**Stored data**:
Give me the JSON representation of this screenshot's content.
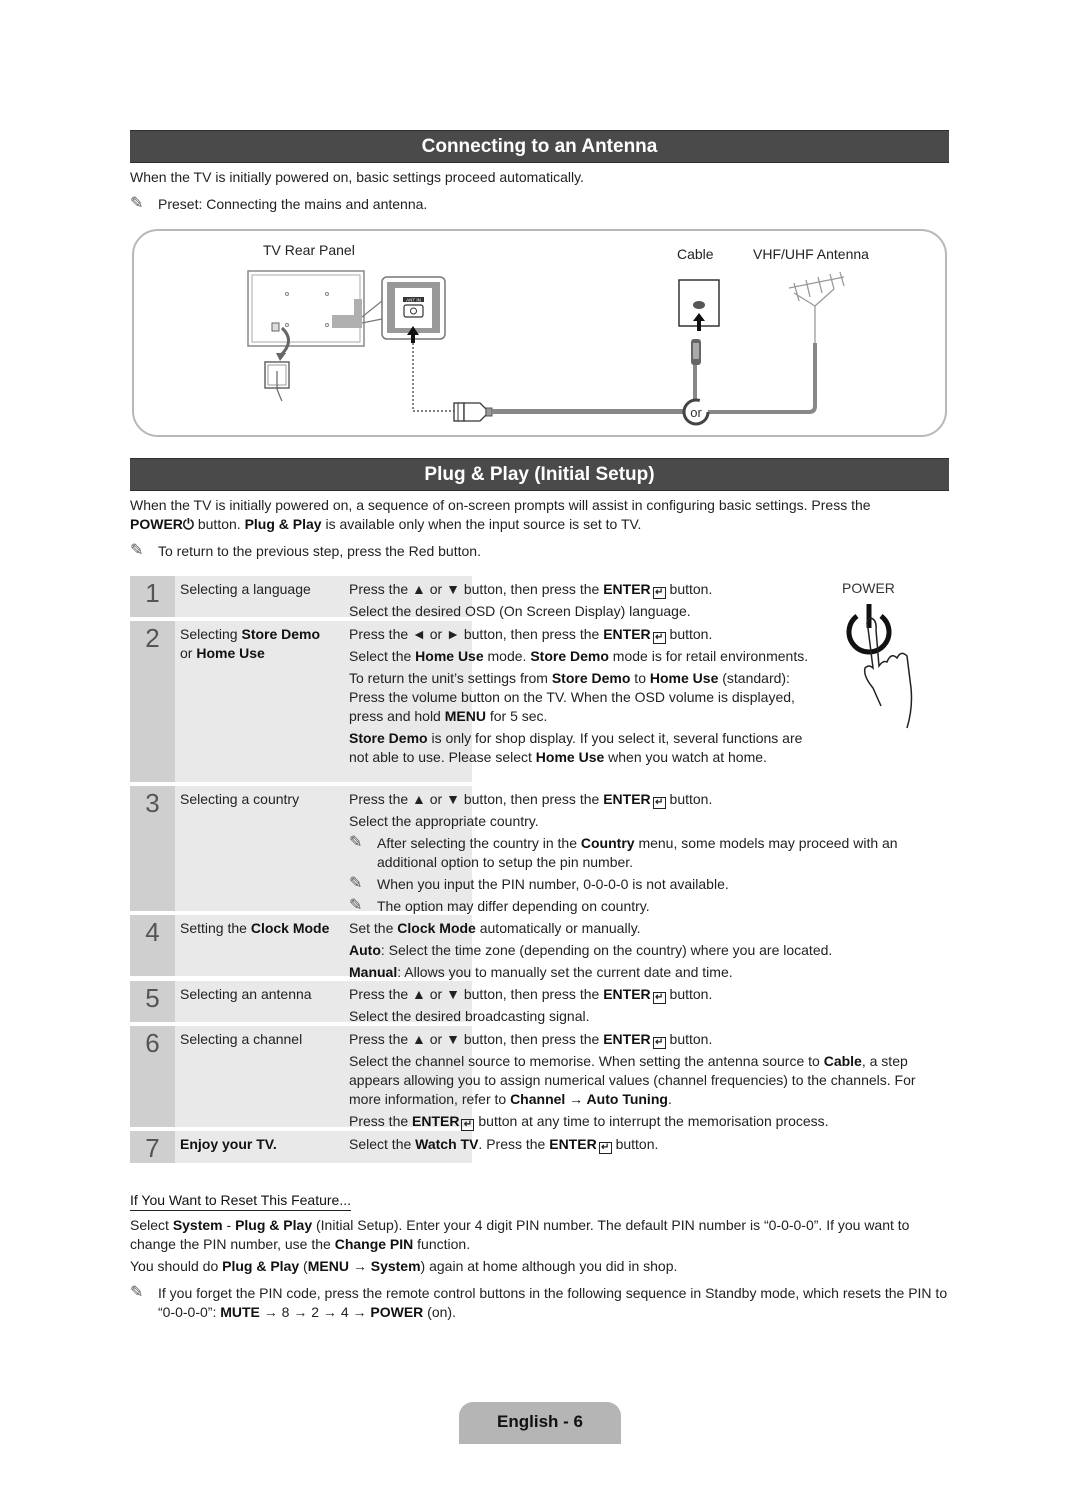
{
  "section1": {
    "title": "Connecting to an Antenna",
    "intro": "When the TV is initially powered on, basic settings proceed automatically.",
    "note": "Preset: Connecting the mains and antenna.",
    "diagram": {
      "tv_rear_panel_label": "TV Rear Panel",
      "port_label": "ANT IN",
      "cable_label": "Cable",
      "antenna_label": "VHF/UHF Antenna",
      "or_label": "or"
    }
  },
  "section2": {
    "title": "Plug & Play (Initial Setup)",
    "intro_line1": "When the TV is initially powered on, a sequence of on-screen prompts will assist in configuring basic settings. Press the",
    "intro_power": "POWER",
    "intro_after_power": " button. ",
    "intro_bold": "Plug & Play",
    "intro_end": " is available only when the input source is set to TV.",
    "note": "To return to the previous step, press the Red button.",
    "power_illustration_label": "POWER"
  },
  "steps": [
    {
      "number": "1",
      "name": "Selecting a language",
      "lines": {
        "l1a": "Press the ▲ or ▼ button, then press the ",
        "enter": "ENTER",
        "l1b": " button.",
        "l2": "Select the desired OSD (On Screen Display) language."
      }
    },
    {
      "number": "2",
      "name_pre": "Selecting ",
      "name_b1": "Store Demo",
      "name_mid": "or ",
      "name_b2": "Home Use",
      "lines": {
        "l1a": "Press the ◄ or ► button, then press the ",
        "enter": "ENTER",
        "l1b": " button.",
        "l2a": "Select the ",
        "l2b": "Home Use",
        "l2c": " mode. ",
        "l2d": "Store Demo",
        "l2e": " mode is for retail environments.",
        "l3a": "To return the unit’s settings from ",
        "l3b": "Store Demo",
        "l3c": " to ",
        "l3d": "Home Use",
        "l3e": " (standard): Press the volume button on the TV. When the OSD volume is displayed, press and hold ",
        "l3f": "MENU",
        "l3g": " for 5 sec.",
        "l4a": "Store Demo",
        "l4b": " is only for shop display. If you select it, several functions are not able to use. Please select ",
        "l4c": "Home Use",
        "l4d": " when you watch at home."
      }
    },
    {
      "number": "3",
      "name": "Selecting a country",
      "lines": {
        "l1a": "Press the ▲ or ▼ button, then press the ",
        "enter": "ENTER",
        "l1b": " button.",
        "l2": "Select the appropriate country.",
        "n1a": "After selecting the country in the ",
        "n1b": "Country",
        "n1c": " menu, some models may proceed with an additional option to setup the pin number.",
        "n2": "When you input the PIN number, 0-0-0-0 is not available.",
        "n3": "The option may differ depending on country."
      }
    },
    {
      "number": "4",
      "name_pre": "Setting the ",
      "name_b1": "Clock Mode",
      "lines": {
        "l1a": "Set the ",
        "l1b": "Clock Mode",
        "l1c": " automatically or manually.",
        "l2a": "Auto",
        "l2b": ": Select the time zone (depending on the country) where you are located.",
        "l3a": "Manual",
        "l3b": ": Allows you to manually set the current date and time."
      }
    },
    {
      "number": "5",
      "name": "Selecting an antenna",
      "lines": {
        "l1a": "Press the ▲ or ▼ button, then press the ",
        "enter": "ENTER",
        "l1b": " button.",
        "l2": "Select the desired broadcasting signal."
      }
    },
    {
      "number": "6",
      "name": "Selecting a channel",
      "lines": {
        "l1a": "Press the ▲ or ▼ button, then press the ",
        "enter": "ENTER",
        "l1b": " button.",
        "l2a": "Select the channel source to memorise. When setting the antenna source to ",
        "l2b": "Cable",
        "l2c": ", a step appears allowing you to assign numerical values (channel frequencies) to the channels. For more information, refer to ",
        "l2d": "Channel → Auto Tuning",
        "l2e": ".",
        "l3a": "Press the ",
        "l3b": "ENTER",
        "l3c": " button at any time to interrupt the memorisation process."
      }
    },
    {
      "number": "7",
      "name": "Enjoy your TV.",
      "lines": {
        "l1a": "Select the ",
        "l1b": "Watch TV",
        "l1c": ". Press the ",
        "enter": "ENTER",
        "l1d": " button."
      }
    }
  ],
  "reset": {
    "heading": "If You Want to Reset This Feature...",
    "p1a": "Select ",
    "p1b": "System",
    "p1c": " - ",
    "p1d": "Plug & Play",
    "p1e": " (Initial Setup). Enter your 4 digit PIN number. The default PIN number is “0-0-0-0”. If you want to change the PIN number, use the ",
    "p1f": "Change PIN",
    "p1g": " function.",
    "p2a": "You should do ",
    "p2b": "Plug & Play",
    "p2c": " (",
    "p2d": "MENU",
    "p2e": " → ",
    "p2f": "System",
    "p2g": ") again at home although you did in shop.",
    "n1a": "If you forget the PIN code, press the remote control buttons in the following sequence in Standby mode, which resets the PIN to “0-0-0-0”: ",
    "n1b": "MUTE",
    "n1c": " → 8 → 2 → 4 → ",
    "n1d": "POWER",
    "n1e": " (on)."
  },
  "footer": {
    "page_label": "English - 6"
  },
  "icons": {
    "note": "pencil-note-icon",
    "enter": "enter-key-icon",
    "power": "power-icon"
  },
  "colors": {
    "section_bar": "#4a4a4a",
    "step_number_bg": "#cfcfcf",
    "step_name_bg": "#e9e9e9",
    "footer_tab": "#b5b5b5"
  }
}
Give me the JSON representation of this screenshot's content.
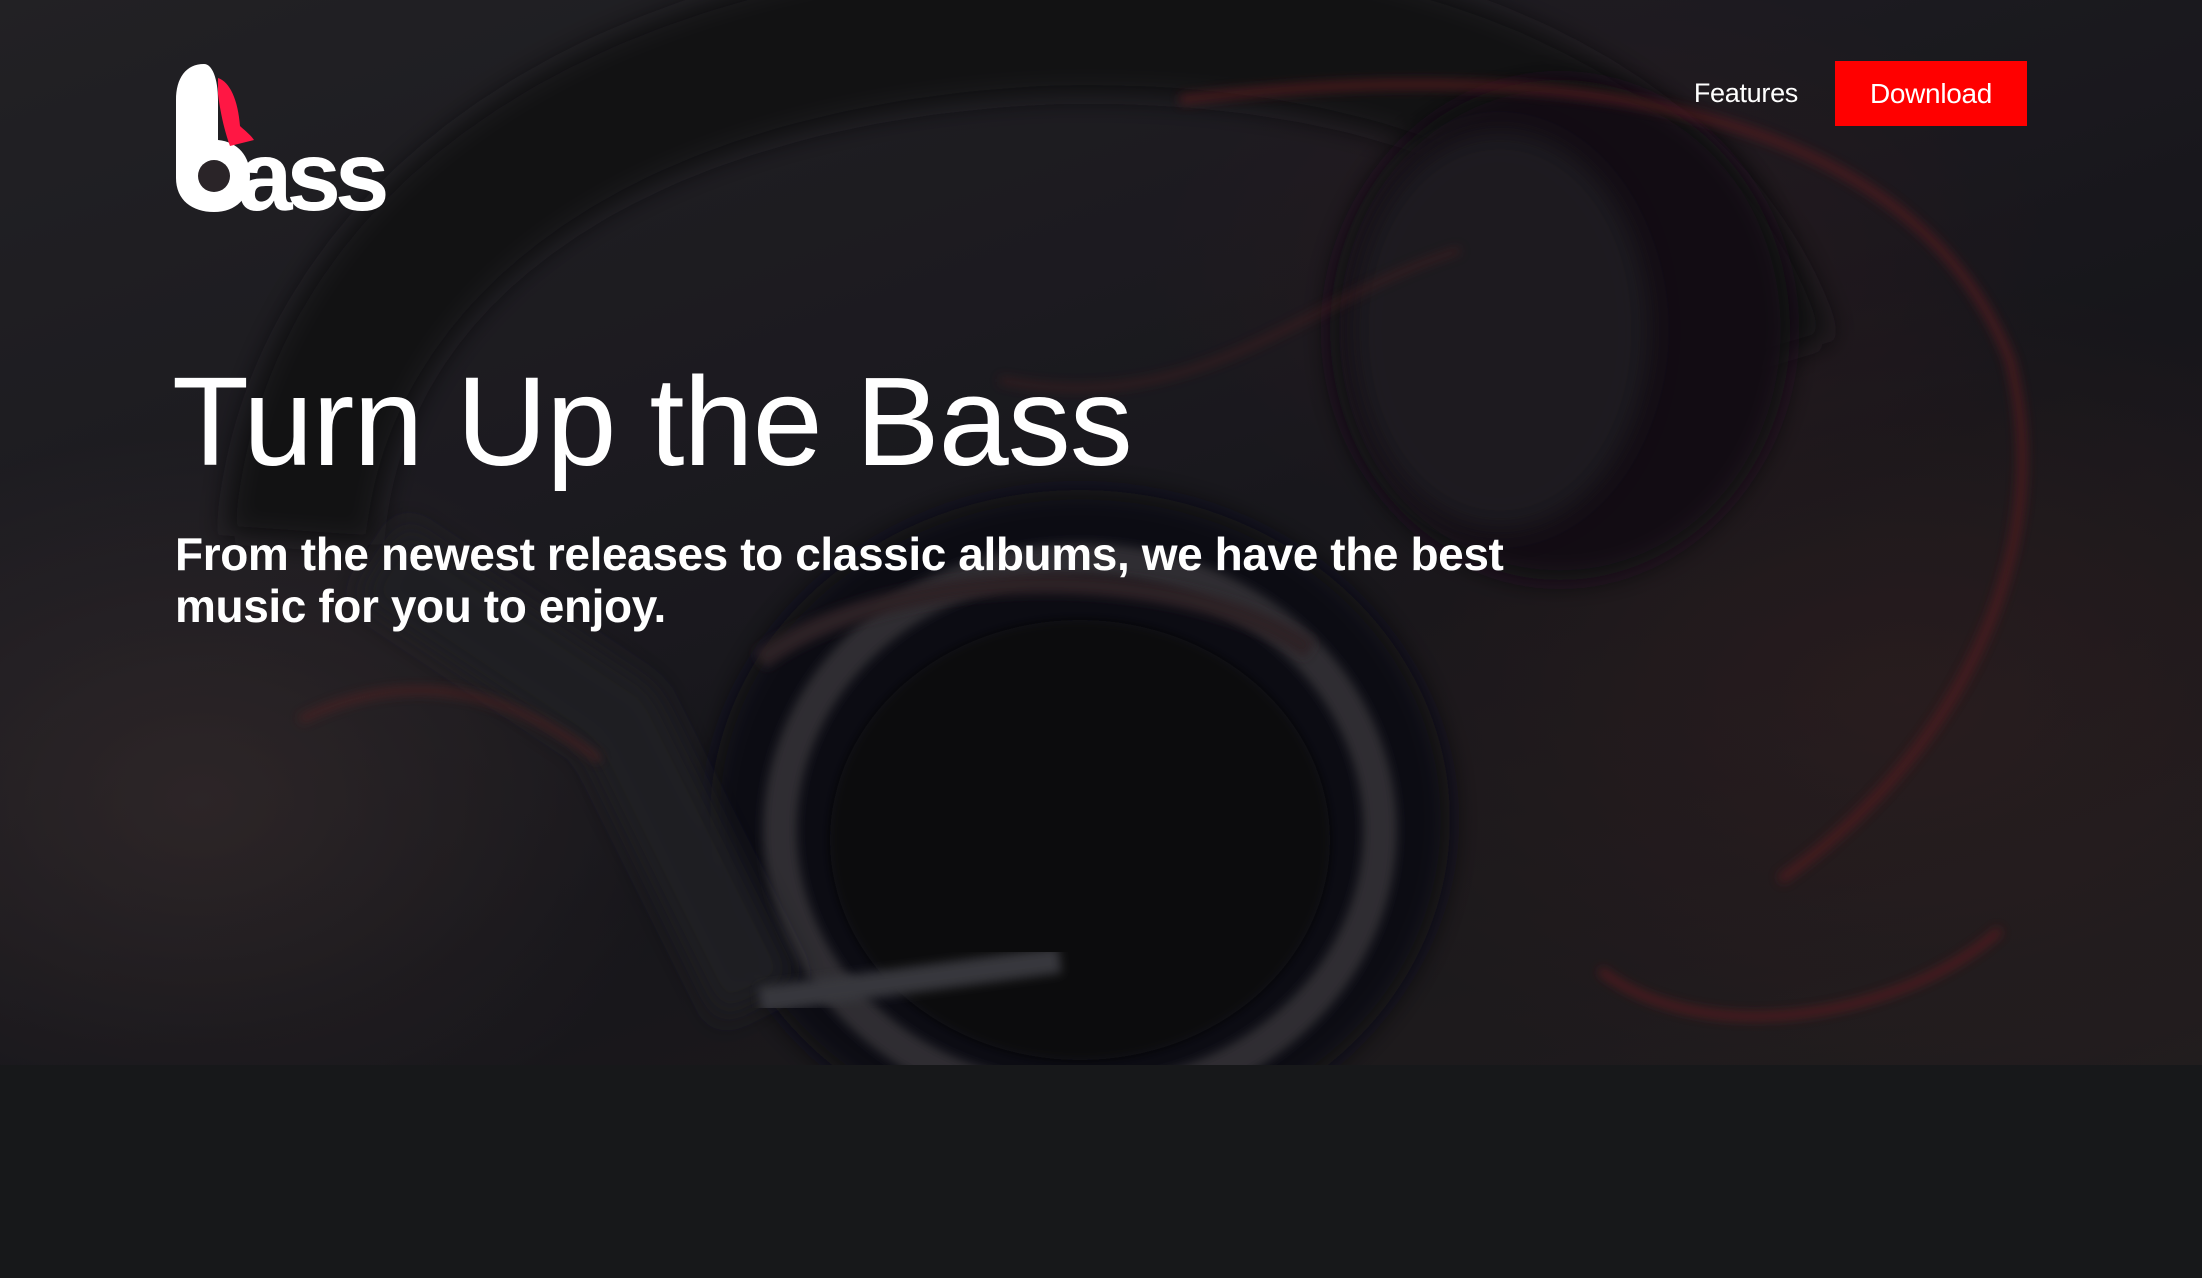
{
  "brand": {
    "logo_text": "bass",
    "accent_color": "#ff0000",
    "logo_icon": "headphone-b-logo-icon"
  },
  "nav": {
    "features_label": "Features",
    "download_label": "Download"
  },
  "hero": {
    "headline": "Turn Up the Bass",
    "subheadline": "From the newest releases to classic albums, we have the best music for you to enjoy.",
    "background_image": "headphones-photo"
  },
  "colors": {
    "page_background": "#17181a",
    "text": "#ffffff",
    "button": "#ff0000"
  }
}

**Written task**: From the listing above, pick out every line containing "settings".

**Final result**:
    "intro": "When the TV is initially powered on, basic settings proceed automatically.",
    "intro_line1": "When the TV is initially powered on, a sequence of on-screen prompts will assist in configuring basic settings. Press the",
        "l3a": "To return the unit’s settings from ",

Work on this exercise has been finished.